DIRECTIONS FOR THIS TASK:
Write out every entry exactly as given, but omit the pictures.

===== INPUT MATERIAL

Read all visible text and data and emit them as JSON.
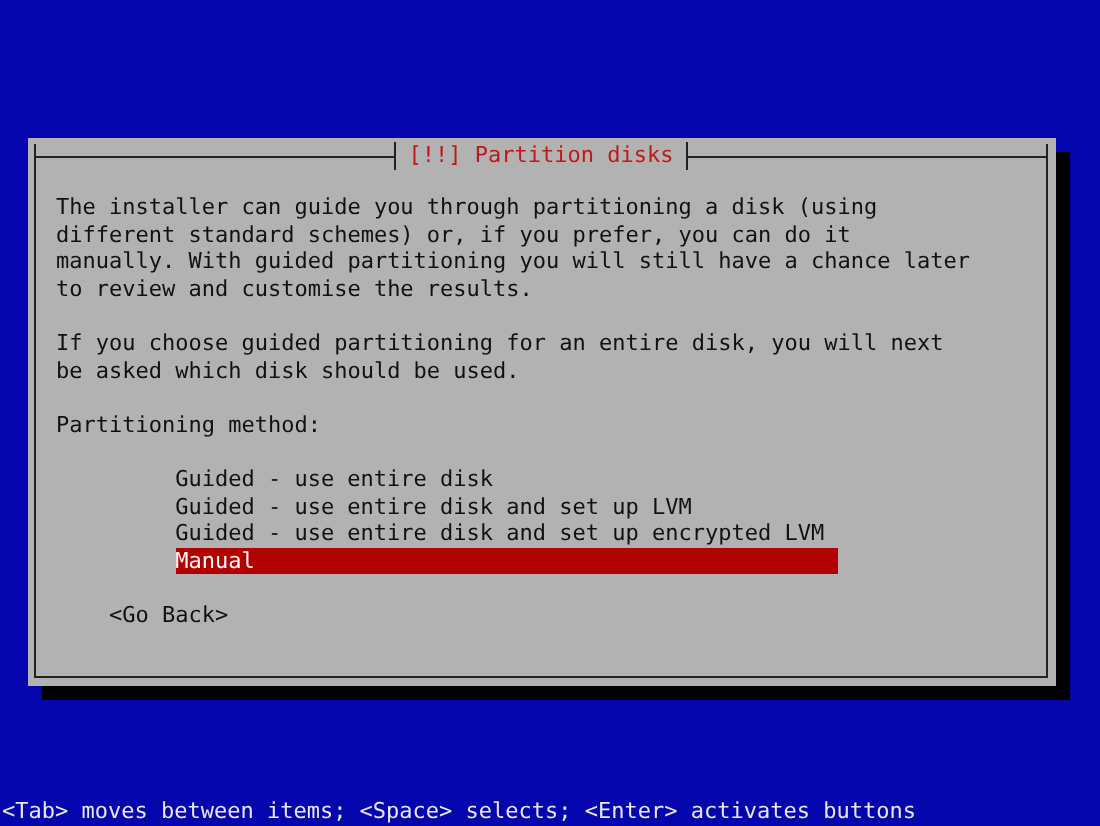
{
  "dialog": {
    "title": "[!!] Partition disks",
    "paragraphs": [
      "The installer can guide you through partitioning a disk (using different standard schemes) or, if you prefer, you can do it manually. With guided partitioning you will still have a chance later to review and customise the results.",
      "If you choose guided partitioning for an entire disk, you will next be asked which disk should be used."
    ],
    "list_label": "Partitioning method:",
    "options": [
      {
        "label": "Guided - use entire disk",
        "selected": false
      },
      {
        "label": "Guided - use entire disk and set up LVM",
        "selected": false
      },
      {
        "label": "Guided - use entire disk and set up encrypted LVM",
        "selected": false
      },
      {
        "label": "Manual",
        "selected": true
      }
    ],
    "back_button": "<Go Back>"
  },
  "status_bar": "<Tab> moves between items; <Space> selects; <Enter> activates buttons"
}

==========

OUTPUT OF THE EXERCISE:
Read all visible text and data and emit them as JSON.
{
  "dialog": {
    "title": "[!!] Partition disks",
    "paragraphs": [
      "The installer can guide you through partitioning a disk (using different standard schemes) or, if you prefer, you can do it manually. With guided partitioning you will still have a chance later to review and customise the results.",
      "If you choose guided partitioning for an entire disk, you will next be asked which disk should be used."
    ],
    "list_label": "Partitioning method:",
    "options": [
      {
        "label": "Guided - use entire disk",
        "selected": false
      },
      {
        "label": "Guided - use entire disk and set up LVM",
        "selected": false
      },
      {
        "label": "Guided - use entire disk and set up encrypted LVM",
        "selected": false
      },
      {
        "label": "Manual",
        "selected": true
      }
    ],
    "back_button": "<Go Back>"
  },
  "status_bar": "<Tab> moves between items; <Space> selects; <Enter> activates buttons"
}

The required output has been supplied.